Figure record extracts
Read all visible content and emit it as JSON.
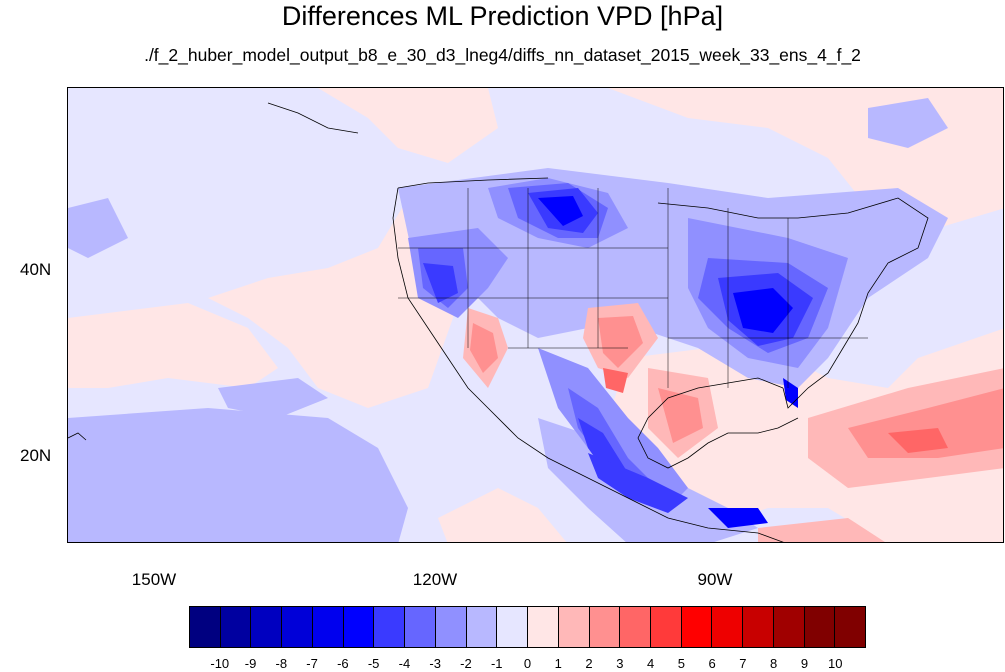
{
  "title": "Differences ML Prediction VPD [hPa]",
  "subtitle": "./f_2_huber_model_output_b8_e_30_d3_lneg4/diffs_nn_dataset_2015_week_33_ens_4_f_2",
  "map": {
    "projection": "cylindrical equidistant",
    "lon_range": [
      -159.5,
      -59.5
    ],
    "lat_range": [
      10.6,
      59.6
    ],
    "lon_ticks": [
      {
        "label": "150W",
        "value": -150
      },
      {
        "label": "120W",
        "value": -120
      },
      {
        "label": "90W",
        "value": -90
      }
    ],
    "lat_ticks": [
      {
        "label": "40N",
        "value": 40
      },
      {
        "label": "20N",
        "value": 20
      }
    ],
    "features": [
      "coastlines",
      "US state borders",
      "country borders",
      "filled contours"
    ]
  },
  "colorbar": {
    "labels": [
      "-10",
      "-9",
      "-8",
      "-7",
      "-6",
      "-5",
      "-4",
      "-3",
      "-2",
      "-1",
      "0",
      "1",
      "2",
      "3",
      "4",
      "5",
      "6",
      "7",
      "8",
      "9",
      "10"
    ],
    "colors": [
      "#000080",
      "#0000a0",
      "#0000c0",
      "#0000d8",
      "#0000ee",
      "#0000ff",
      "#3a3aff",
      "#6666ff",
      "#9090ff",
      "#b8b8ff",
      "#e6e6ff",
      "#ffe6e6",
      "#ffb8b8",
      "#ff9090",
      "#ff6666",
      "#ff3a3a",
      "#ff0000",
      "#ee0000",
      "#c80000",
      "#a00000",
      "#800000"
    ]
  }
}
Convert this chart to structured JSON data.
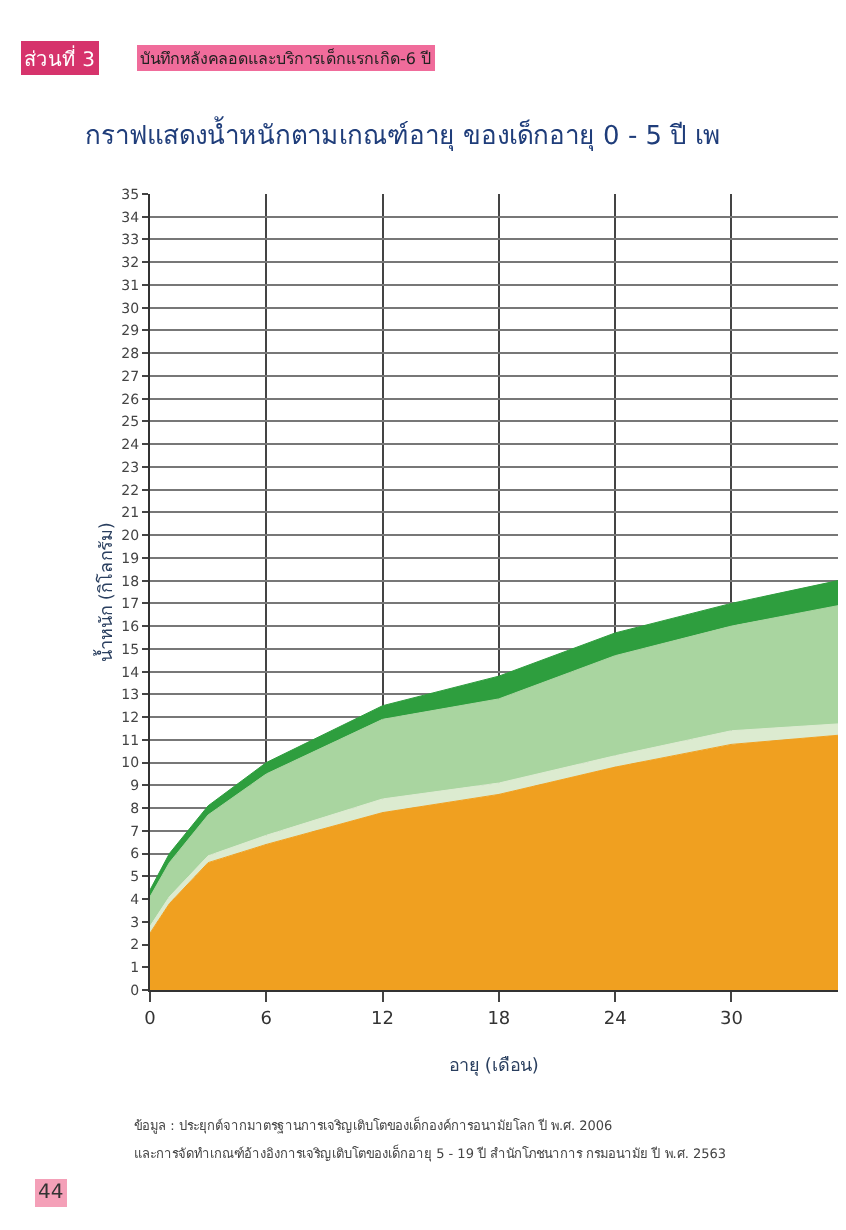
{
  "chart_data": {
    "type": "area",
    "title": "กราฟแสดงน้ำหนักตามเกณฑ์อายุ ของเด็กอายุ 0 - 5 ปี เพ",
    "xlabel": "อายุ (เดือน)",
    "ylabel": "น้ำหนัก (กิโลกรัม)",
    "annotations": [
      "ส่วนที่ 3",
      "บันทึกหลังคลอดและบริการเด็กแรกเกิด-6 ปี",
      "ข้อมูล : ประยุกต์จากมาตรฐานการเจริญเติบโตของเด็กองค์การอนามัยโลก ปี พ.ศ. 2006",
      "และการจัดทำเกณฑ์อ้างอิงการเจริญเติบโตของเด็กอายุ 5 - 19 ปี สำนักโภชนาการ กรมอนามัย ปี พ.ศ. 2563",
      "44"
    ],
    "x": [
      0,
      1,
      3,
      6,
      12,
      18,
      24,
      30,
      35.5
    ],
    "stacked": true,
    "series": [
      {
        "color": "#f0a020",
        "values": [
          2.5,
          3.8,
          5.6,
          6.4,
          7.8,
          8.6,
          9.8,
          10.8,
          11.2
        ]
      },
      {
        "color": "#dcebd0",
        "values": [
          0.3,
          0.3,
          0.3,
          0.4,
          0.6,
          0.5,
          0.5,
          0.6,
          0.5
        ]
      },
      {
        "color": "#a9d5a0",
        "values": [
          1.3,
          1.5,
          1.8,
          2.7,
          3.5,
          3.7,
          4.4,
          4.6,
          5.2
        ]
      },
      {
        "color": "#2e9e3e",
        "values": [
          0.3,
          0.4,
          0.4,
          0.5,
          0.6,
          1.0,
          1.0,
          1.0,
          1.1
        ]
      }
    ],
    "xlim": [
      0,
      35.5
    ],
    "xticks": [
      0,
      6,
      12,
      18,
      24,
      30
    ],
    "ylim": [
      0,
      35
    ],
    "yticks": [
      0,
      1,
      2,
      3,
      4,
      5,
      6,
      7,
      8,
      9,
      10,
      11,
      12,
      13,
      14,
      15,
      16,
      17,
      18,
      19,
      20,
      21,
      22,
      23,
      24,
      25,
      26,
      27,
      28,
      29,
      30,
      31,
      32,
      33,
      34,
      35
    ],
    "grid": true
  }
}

*WORK TO DO*
Find the lines above that contain the word "กอาย" and collect them.

*EXPECTED ANSWER*
    "title": "กราฟแสดงน้ำหนักตามเกณฑ์อายุ ของเด็กอายุ 0 - 5 ปี เพ",
      "และการจัดทำเกณฑ์อ้างอิงการเจริญเติบโตของเด็กอายุ 5 - 19 ปี สำนักโภชนาการ กรมอนามัย ปี พ.ศ. 2563",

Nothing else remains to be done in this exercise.